*DIRECTIONS FOR THIS TASK*
Reproduce every line of the records below verbatim.

*Element position records*

____

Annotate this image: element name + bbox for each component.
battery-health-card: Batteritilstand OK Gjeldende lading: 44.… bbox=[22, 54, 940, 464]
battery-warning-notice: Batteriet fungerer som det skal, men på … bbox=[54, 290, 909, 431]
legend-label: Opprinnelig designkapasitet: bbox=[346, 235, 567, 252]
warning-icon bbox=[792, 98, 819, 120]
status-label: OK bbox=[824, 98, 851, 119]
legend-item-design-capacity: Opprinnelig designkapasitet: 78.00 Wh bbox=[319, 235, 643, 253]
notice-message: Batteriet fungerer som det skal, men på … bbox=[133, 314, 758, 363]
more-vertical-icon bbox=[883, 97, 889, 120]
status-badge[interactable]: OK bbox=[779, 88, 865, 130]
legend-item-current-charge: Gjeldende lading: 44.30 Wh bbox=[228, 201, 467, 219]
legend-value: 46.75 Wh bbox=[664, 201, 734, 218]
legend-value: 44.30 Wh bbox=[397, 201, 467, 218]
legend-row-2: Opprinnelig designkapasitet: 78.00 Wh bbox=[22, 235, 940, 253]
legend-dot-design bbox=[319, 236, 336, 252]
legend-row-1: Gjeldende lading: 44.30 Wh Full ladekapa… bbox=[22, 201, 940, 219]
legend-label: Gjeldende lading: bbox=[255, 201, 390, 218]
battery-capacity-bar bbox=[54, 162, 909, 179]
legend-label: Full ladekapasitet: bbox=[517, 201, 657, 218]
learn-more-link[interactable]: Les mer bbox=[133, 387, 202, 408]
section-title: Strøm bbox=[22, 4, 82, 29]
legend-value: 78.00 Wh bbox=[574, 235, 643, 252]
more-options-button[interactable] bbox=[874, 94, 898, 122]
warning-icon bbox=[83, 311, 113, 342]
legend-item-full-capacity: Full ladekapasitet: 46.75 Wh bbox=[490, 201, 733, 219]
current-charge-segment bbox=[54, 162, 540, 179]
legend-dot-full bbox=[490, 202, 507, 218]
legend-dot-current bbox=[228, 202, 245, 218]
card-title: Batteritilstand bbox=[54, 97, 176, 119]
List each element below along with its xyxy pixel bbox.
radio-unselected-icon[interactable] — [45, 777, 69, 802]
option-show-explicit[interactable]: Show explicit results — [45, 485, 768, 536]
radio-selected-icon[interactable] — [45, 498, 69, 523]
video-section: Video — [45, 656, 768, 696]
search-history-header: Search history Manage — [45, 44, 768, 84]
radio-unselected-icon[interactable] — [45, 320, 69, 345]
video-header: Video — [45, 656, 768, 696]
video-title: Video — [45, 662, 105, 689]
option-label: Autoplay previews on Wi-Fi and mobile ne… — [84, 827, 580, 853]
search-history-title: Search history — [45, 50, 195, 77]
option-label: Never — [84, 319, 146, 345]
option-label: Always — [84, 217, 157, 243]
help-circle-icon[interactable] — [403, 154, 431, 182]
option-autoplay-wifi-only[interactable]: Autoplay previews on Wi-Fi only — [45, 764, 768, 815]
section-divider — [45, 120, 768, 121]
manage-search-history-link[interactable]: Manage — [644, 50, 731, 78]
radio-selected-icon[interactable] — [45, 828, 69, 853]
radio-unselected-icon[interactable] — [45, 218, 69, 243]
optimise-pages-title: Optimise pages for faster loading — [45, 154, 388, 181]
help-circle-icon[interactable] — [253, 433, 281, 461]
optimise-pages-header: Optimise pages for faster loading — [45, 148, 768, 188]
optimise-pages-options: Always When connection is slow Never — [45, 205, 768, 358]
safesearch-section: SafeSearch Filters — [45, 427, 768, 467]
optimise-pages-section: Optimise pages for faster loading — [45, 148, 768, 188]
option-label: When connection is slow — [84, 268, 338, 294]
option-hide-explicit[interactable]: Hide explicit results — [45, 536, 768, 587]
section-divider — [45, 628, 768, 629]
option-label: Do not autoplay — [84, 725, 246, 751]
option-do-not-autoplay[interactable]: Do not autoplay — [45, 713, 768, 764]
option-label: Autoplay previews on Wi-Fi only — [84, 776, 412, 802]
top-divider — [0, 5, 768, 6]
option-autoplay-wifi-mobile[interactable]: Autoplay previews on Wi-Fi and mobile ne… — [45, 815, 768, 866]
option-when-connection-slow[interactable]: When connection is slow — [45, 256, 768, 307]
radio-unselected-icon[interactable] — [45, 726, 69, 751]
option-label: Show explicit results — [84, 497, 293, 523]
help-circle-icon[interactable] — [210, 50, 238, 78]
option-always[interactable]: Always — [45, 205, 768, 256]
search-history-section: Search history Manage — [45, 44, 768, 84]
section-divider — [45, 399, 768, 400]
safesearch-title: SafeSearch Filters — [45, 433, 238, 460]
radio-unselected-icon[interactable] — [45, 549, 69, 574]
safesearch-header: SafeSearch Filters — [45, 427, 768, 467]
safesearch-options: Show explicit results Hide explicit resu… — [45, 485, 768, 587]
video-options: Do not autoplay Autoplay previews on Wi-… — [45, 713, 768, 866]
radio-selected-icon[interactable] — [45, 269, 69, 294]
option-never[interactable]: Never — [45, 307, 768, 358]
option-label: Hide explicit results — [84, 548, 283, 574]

____

*SOLUTION TO THIS TASK*
Annotate this image: element name + bbox for each component.
battery-health-card: Batteritilstand OK Gjeldende lading: 44.… bbox=[22, 54, 940, 464]
battery-warning-notice: Batteriet fungerer som det skal, men på … bbox=[54, 290, 909, 431]
legend-label: Opprinnelig designkapasitet: bbox=[346, 235, 567, 252]
warning-icon bbox=[792, 98, 819, 120]
status-label: OK bbox=[824, 98, 851, 119]
legend-item-design-capacity: Opprinnelig designkapasitet: 78.00 Wh bbox=[319, 235, 643, 253]
notice-message: Batteriet fungerer som det skal, men på … bbox=[133, 314, 758, 363]
more-vertical-icon bbox=[883, 97, 889, 120]
status-badge[interactable]: OK bbox=[779, 88, 865, 130]
legend-item-current-charge: Gjeldende lading: 44.30 Wh bbox=[228, 201, 467, 219]
legend-value: 46.75 Wh bbox=[664, 201, 734, 218]
legend-value: 44.30 Wh bbox=[397, 201, 467, 218]
legend-row-2: Opprinnelig designkapasitet: 78.00 Wh bbox=[22, 235, 940, 253]
legend-dot-design bbox=[319, 236, 336, 252]
legend-row-1: Gjeldende lading: 44.30 Wh Full ladekapa… bbox=[22, 201, 940, 219]
legend-label: Gjeldende lading: bbox=[255, 201, 390, 218]
battery-capacity-bar bbox=[54, 162, 909, 179]
legend-label: Full ladekapasitet: bbox=[517, 201, 657, 218]
learn-more-link[interactable]: Les mer bbox=[133, 387, 202, 408]
section-title: Strøm bbox=[22, 4, 82, 29]
legend-value: 78.00 Wh bbox=[574, 235, 643, 252]
more-options-button[interactable] bbox=[874, 94, 898, 122]
warning-icon bbox=[83, 311, 113, 342]
legend-item-full-capacity: Full ladekapasitet: 46.75 Wh bbox=[490, 201, 733, 219]
current-charge-segment bbox=[54, 162, 540, 179]
legend-dot-full bbox=[490, 202, 507, 218]
legend-dot-current bbox=[228, 202, 245, 218]
card-title: Batteritilstand bbox=[54, 97, 176, 119]
List each element below along with its xyxy pixel bbox.
radio-unselected-icon[interactable] — [45, 777, 69, 802]
option-show-explicit[interactable]: Show explicit results — [45, 485, 768, 536]
radio-selected-icon[interactable] — [45, 498, 69, 523]
video-section: Video — [45, 656, 768, 696]
search-history-header: Search history Manage — [45, 44, 768, 84]
radio-unselected-icon[interactable] — [45, 320, 69, 345]
video-header: Video — [45, 656, 768, 696]
video-title: Video — [45, 662, 105, 689]
option-label: Autoplay previews on Wi-Fi and mobile ne… — [84, 827, 580, 853]
search-history-title: Search history — [45, 50, 195, 77]
option-label: Never — [84, 319, 146, 345]
option-label: Always — [84, 217, 157, 243]
help-circle-icon[interactable] — [403, 154, 431, 182]
option-autoplay-wifi-only[interactable]: Autoplay previews on Wi-Fi only — [45, 764, 768, 815]
section-divider — [45, 120, 768, 121]
manage-search-history-link[interactable]: Manage — [644, 50, 731, 78]
radio-selected-icon[interactable] — [45, 828, 69, 853]
radio-unselected-icon[interactable] — [45, 218, 69, 243]
optimise-pages-title: Optimise pages for faster loading — [45, 154, 388, 181]
help-circle-icon[interactable] — [253, 433, 281, 461]
optimise-pages-header: Optimise pages for faster loading — [45, 148, 768, 188]
optimise-pages-options: Always When connection is slow Never — [45, 205, 768, 358]
safesearch-section: SafeSearch Filters — [45, 427, 768, 467]
optimise-pages-section: Optimise pages for faster loading — [45, 148, 768, 188]
option-label: When connection is slow — [84, 268, 338, 294]
option-hide-explicit[interactable]: Hide explicit results — [45, 536, 768, 587]
section-divider — [45, 628, 768, 629]
option-label: Do not autoplay — [84, 725, 246, 751]
option-do-not-autoplay[interactable]: Do not autoplay — [45, 713, 768, 764]
option-label: Autoplay previews on Wi-Fi only — [84, 776, 412, 802]
top-divider — [0, 5, 768, 6]
option-autoplay-wifi-mobile[interactable]: Autoplay previews on Wi-Fi and mobile ne… — [45, 815, 768, 866]
option-when-connection-slow[interactable]: When connection is slow — [45, 256, 768, 307]
radio-unselected-icon[interactable] — [45, 726, 69, 751]
option-label: Show explicit results — [84, 497, 293, 523]
help-circle-icon[interactable] — [210, 50, 238, 78]
option-always[interactable]: Always — [45, 205, 768, 256]
search-history-section: Search history Manage — [45, 44, 768, 84]
section-divider — [45, 399, 768, 400]
safesearch-title: SafeSearch Filters — [45, 433, 238, 460]
radio-unselected-icon[interactable] — [45, 549, 69, 574]
safesearch-header: SafeSearch Filters — [45, 427, 768, 467]
safesearch-options: Show explicit results Hide explicit resu… — [45, 485, 768, 587]
video-options: Do not autoplay Autoplay previews on Wi-… — [45, 713, 768, 866]
radio-selected-icon[interactable] — [45, 269, 69, 294]
option-never[interactable]: Never — [45, 307, 768, 358]
option-label: Hide explicit results — [84, 548, 283, 574]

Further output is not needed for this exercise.